To be done :: In the no-knead bread post, shorten the paragraph that begins "One listed variation is" into a brief list that keeps its main facts.

Supplied text ::
Reliable CI no-knead recipe falls apart when adding cheese and chilis
I've made Cook's Illustrated's "almost-no-knead" recipe many times, but the variation that adds shredded cheese jalapenos is giving me fits.
The basic dough is 15oz flour to 10.5oz liquid (3 oz beer, 7oz water, 1/2oz vinegar), 1/2T salt, 1/4t yeast. It forms a pretty, if not prize-winning loaf, and is low-effort to make. (Make the dough, rise 8-18 hours, knead 10-15 times and form, rise two hours, bake @425 for 50 minutes in a dutch oven.)
One listed variation is to add 1c shredded cheese and 2 sliced jalapeno peppers during the initial mix. The first time I made it, it rose a lot, then fell after coming out of the oven. The second time it did the same. The third time I added some "dough enhancer"; it spread out in the oven, and I ended up with a disc-shaped loaf.

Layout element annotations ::
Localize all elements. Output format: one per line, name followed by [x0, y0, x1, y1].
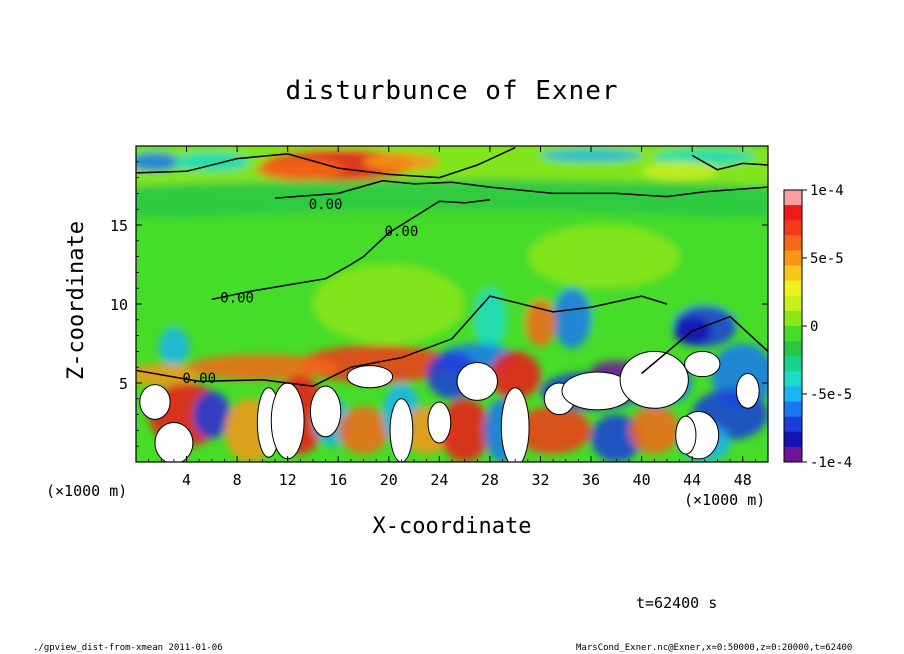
field-blob-21 [136, 364, 200, 387]
colorbar-tick-label-1: 5e-5 [810, 251, 844, 267]
field-blob-4 [363, 152, 440, 172]
field-blob-9 [641, 161, 718, 181]
field-blob-1 [136, 179, 768, 224]
contour-label-0: 0.00 [309, 197, 343, 213]
colorbar-swatch-11 [784, 356, 802, 372]
field-blob-35 [338, 406, 389, 455]
y-tick-label-1: 10 [110, 296, 128, 314]
y-axis: 5 10 15 [110, 161, 768, 447]
x-tick-label-10: 44 [683, 471, 701, 489]
contour-labels: 0.00 0.00 0.00 0.00 [182, 197, 418, 387]
colorbar-tick-label-2: 0 [810, 319, 818, 335]
time-label: t=62400 s [636, 594, 718, 612]
x-tick-label-8: 36 [582, 471, 600, 489]
field-blob-7 [540, 149, 642, 162]
y-unit-label: (×1000 m) [46, 482, 128, 500]
footer-left: ./gpview_dist-from-xmean 2011-01-06 [33, 643, 223, 653]
saturated-region-3 [270, 382, 305, 460]
x-tick-label-3: 16 [329, 471, 347, 489]
field-blob-3 [256, 158, 345, 181]
colorbar-tick-label-0: 1e-4 [810, 183, 844, 199]
colorbar-tick-label-4: -1e-4 [810, 455, 852, 471]
plot-area [136, 146, 768, 462]
x-tick-label-1: 8 [233, 471, 242, 489]
colorbar-swatch-15 [784, 416, 802, 433]
colorbar: 1e-4 5e-5 0 -5e-5 -1e-4 [783, 183, 852, 471]
x-unit-label: (×1000 m) [684, 491, 766, 509]
field-blob-6 [173, 152, 250, 172]
colorbar-swatch-6 [784, 280, 802, 297]
colorbar-swatch-3 [784, 235, 802, 251]
contour-right [641, 315, 768, 375]
saturated-region-8 [456, 361, 499, 401]
contour-lines [136, 146, 768, 387]
field-blob-12 [527, 225, 680, 289]
contour-lower [136, 295, 668, 387]
colorbar-swatch-17 [784, 446, 802, 463]
x-tick-label-5: 24 [430, 471, 448, 489]
colorbar-tick-label-3: -5e-5 [810, 387, 852, 403]
contour-upper [274, 180, 768, 199]
colorbar-swatch-7 [784, 295, 802, 312]
x-axis-label: X-coordinate [372, 514, 532, 539]
x-tick-label-11: 48 [734, 471, 752, 489]
colorbar-swatch-0 [784, 190, 802, 206]
field-blob-41 [591, 414, 642, 462]
x-tick-label-2: 12 [279, 471, 297, 489]
saturated-region-4 [309, 385, 342, 438]
colorbar-swatch-5 [784, 265, 802, 282]
field-blob-38 [439, 398, 490, 462]
field-blob-5 [136, 152, 181, 172]
saturated-region-14 [735, 373, 760, 409]
contour-label-1: 0.00 [385, 224, 419, 240]
saturated-regions [139, 350, 760, 462]
colorbar-swatch-14 [784, 401, 802, 418]
x-tick-label-7: 32 [531, 471, 549, 489]
colorbar-swatch-12 [784, 371, 802, 387]
y-axis-label: Z-coordinate [64, 221, 89, 380]
contour-topright [691, 154, 768, 171]
saturated-region-7 [427, 401, 452, 444]
saturated-region-6 [389, 398, 414, 462]
colorbar-swatch-9 [784, 326, 802, 342]
field-blob-8 [654, 149, 756, 165]
saturated-region-0 [139, 384, 171, 420]
colorbar-swatch-4 [784, 250, 802, 267]
field-blob-16 [474, 288, 506, 352]
saturated-region-9 [500, 387, 530, 462]
contour-label-3: 0.00 [182, 371, 216, 387]
x-tick-label-9: 40 [633, 471, 651, 489]
saturated-region-16 [675, 415, 697, 455]
x-axis: 4 8 12 16 20 24 28 32 36 40 44 48 [148, 146, 756, 489]
x-tick-label-4: 20 [380, 471, 398, 489]
y-tick-label-2: 15 [110, 217, 128, 235]
chart-title: disturbunce of Exner [285, 76, 619, 106]
colorbar-swatch-8 [784, 310, 802, 327]
field-blob-40 [515, 406, 592, 455]
x-tick-label-0: 4 [182, 471, 191, 489]
y-tick-label-0: 5 [119, 375, 128, 393]
colorbar-swatch-16 [784, 431, 802, 448]
colorbar-swatch-1 [784, 205, 802, 221]
field-blob-13 [158, 327, 190, 366]
contour-label-2: 0.00 [220, 290, 254, 306]
field-blob-20 [186, 354, 339, 380]
field-blob-14 [553, 288, 592, 349]
colorbar-swatch-10 [784, 341, 802, 357]
footer-right: MarsCond_Exner.nc@Exner,x=0:50000,z=0:20… [576, 643, 853, 653]
colorbar-swatch-13 [784, 386, 802, 403]
field-blob-42 [628, 406, 680, 455]
colorbar-swatch-2 [784, 220, 802, 236]
field-blob-31 [192, 390, 231, 439]
field-blob-11 [312, 264, 465, 344]
saturated-region-1 [154, 422, 194, 462]
saturated-region-13 [684, 350, 721, 378]
contour-mid [211, 198, 490, 301]
field-blob-24 [489, 351, 541, 399]
saturated-region-5 [346, 365, 394, 389]
saturated-region-12 [619, 350, 689, 409]
x-tick-label-6: 28 [481, 471, 499, 489]
contour-top [136, 146, 516, 179]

Exercise answer ::
- The variation adds 1 cup of shredded cheese and 2 sliced jalapeno peppers during the initial mix.
- First attempt: the loaf rose a lot, then fell after coming out of the oven.
- Second attempt: the same thing happened.
- Third attempt, with "dough enhancer" added: the dough spread out in the oven, producing a disc-shaped loaf.